=== INPUT ===
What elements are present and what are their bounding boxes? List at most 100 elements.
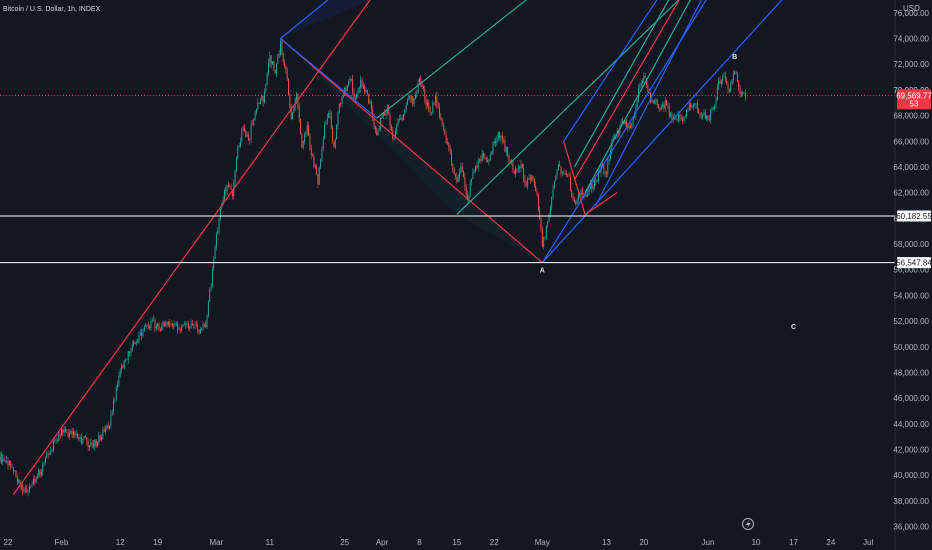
candle-body	[736, 73, 738, 82]
red-trend-line[interactable]	[12, 0, 932, 495]
pitchfork-handle-line[interactable]	[563, 141, 586, 215]
lightning-icon[interactable]	[742, 518, 754, 530]
candle-body	[256, 108, 257, 113]
candle-body	[342, 95, 344, 98]
candle-body	[162, 322, 164, 327]
candle-body	[146, 325, 148, 327]
red-trend-line[interactable]	[280, 38, 543, 264]
candle-body	[401, 118, 403, 120]
candle-body	[19, 479, 21, 487]
candle-body	[404, 110, 406, 115]
candle-body	[237, 147, 239, 158]
candle-body	[365, 90, 367, 93]
candle-body	[426, 102, 428, 106]
candle-body	[503, 140, 505, 141]
candle-body	[332, 128, 334, 142]
candle-body	[262, 96, 264, 103]
candle-body	[121, 365, 123, 370]
candle-body	[44, 456, 46, 463]
pitchfork-line[interactable]	[456, 0, 692, 215]
candle-body	[712, 108, 714, 110]
candle-body	[322, 139, 324, 149]
x-tick-label: May	[535, 538, 550, 547]
candle-body	[527, 179, 529, 187]
candle-body	[734, 72, 736, 75]
candle-body	[429, 110, 431, 113]
candle-body	[11, 467, 13, 468]
candle-body	[68, 433, 70, 437]
pitchfork-line[interactable]	[376, 0, 543, 119]
horizontal-levels[interactable]	[0, 95, 895, 264]
candle-body	[453, 168, 455, 175]
candle-body	[719, 80, 721, 84]
candle-body	[105, 428, 106, 432]
candle-body	[593, 179, 595, 188]
candle-body	[397, 119, 399, 125]
candle-body	[492, 143, 494, 155]
candle-body	[374, 125, 376, 131]
candle-body	[222, 199, 224, 203]
drawing-lines[interactable]	[12, 0, 932, 495]
candle-body	[358, 88, 360, 90]
channel-side-line[interactable]	[280, 38, 378, 119]
candle-body	[8, 460, 10, 466]
candle-body	[157, 323, 159, 326]
candle-body	[683, 116, 685, 121]
candle-body	[664, 100, 666, 109]
candle-body	[569, 176, 571, 191]
y-tick-label: 40,000.00	[893, 471, 929, 480]
pitchfork-line[interactable]	[563, 0, 666, 142]
candle-body	[599, 171, 601, 173]
candle-body	[472, 171, 474, 180]
y-tick-label: 50,000.00	[893, 343, 929, 352]
candle-body	[94, 439, 96, 447]
candle-body	[324, 124, 326, 140]
pitchfork-line[interactable]	[584, 0, 697, 193]
candle-body	[107, 425, 109, 429]
candle-body	[81, 437, 82, 444]
pitchfork-line[interactable]	[573, 0, 676, 168]
pitchfork-line[interactable]	[541, 0, 793, 264]
candlestick-series	[0, 37, 746, 497]
candle-body	[77, 434, 78, 438]
candle-body	[70, 430, 72, 434]
y-tick-label: 38,000.00	[893, 497, 929, 506]
candle-body	[165, 324, 167, 327]
candle-body	[130, 350, 132, 354]
candle-body	[477, 160, 479, 168]
candle-body	[668, 105, 670, 117]
candle-body	[517, 167, 519, 170]
candle-body	[43, 462, 45, 464]
candle-body	[302, 141, 304, 148]
pitchfork-line[interactable]	[595, 0, 708, 206]
current-price-sublabel: 53	[910, 99, 919, 108]
currency-label[interactable]: USD	[903, 4, 920, 13]
candle-body	[266, 73, 268, 84]
candle-body	[616, 130, 618, 135]
time-axis[interactable]: 22 Feb 12 19 Mar 11 25 Apr 8 15 22 May 13 20 Jun 10 17 24…	[4, 538, 874, 547]
candle-body	[230, 186, 232, 190]
candle-body	[417, 82, 419, 94]
candle-body	[52, 441, 54, 451]
candle-body	[154, 320, 156, 329]
x-tick-label: 8	[417, 538, 422, 547]
pitchfork-handle-line[interactable]	[584, 192, 618, 215]
candle-body	[74, 431, 76, 436]
channel-lower-line[interactable]	[541, 0, 932, 263]
candle-body	[679, 114, 681, 119]
candle-body	[675, 117, 677, 120]
candle-body	[301, 134, 303, 148]
candle-body	[640, 83, 642, 85]
candle-body	[252, 124, 253, 126]
candle-body	[282, 52, 284, 63]
candle-body	[436, 95, 438, 105]
pitchfork-line[interactable]	[573, 0, 686, 181]
candle-body	[449, 147, 451, 153]
candle-body	[720, 80, 722, 84]
candle-body	[131, 344, 133, 351]
candle-body	[614, 135, 615, 137]
candle-body	[341, 97, 343, 104]
candle-body	[36, 476, 38, 479]
candle-body	[667, 104, 669, 106]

=== PROMPT ===
Reproduce the stretch of lines from the one containing "73, 738, 82]" through the one containing "128, 334, 142]", swapping "red-trend-line" for "trend-line-red" and keeping everything else identical. Output only those lines.

=== EXERCISE RESULT ===
candle-body	[736, 73, 738, 82]
trend-line-red[interactable]	[12, 0, 932, 495]
pitchfork-handle-line[interactable]	[563, 141, 586, 215]
lightning-icon[interactable]	[742, 518, 754, 530]
candle-body	[256, 108, 257, 113]
candle-body	[342, 95, 344, 98]
candle-body	[162, 322, 164, 327]
candle-body	[146, 325, 148, 327]
trend-line-red[interactable]	[280, 38, 543, 264]
candle-body	[401, 118, 403, 120]
candle-body	[19, 479, 21, 487]
candle-body	[404, 110, 406, 115]
candle-body	[237, 147, 239, 158]
candle-body	[365, 90, 367, 93]
candle-body	[426, 102, 428, 106]
candle-body	[503, 140, 505, 141]
candle-body	[332, 128, 334, 142]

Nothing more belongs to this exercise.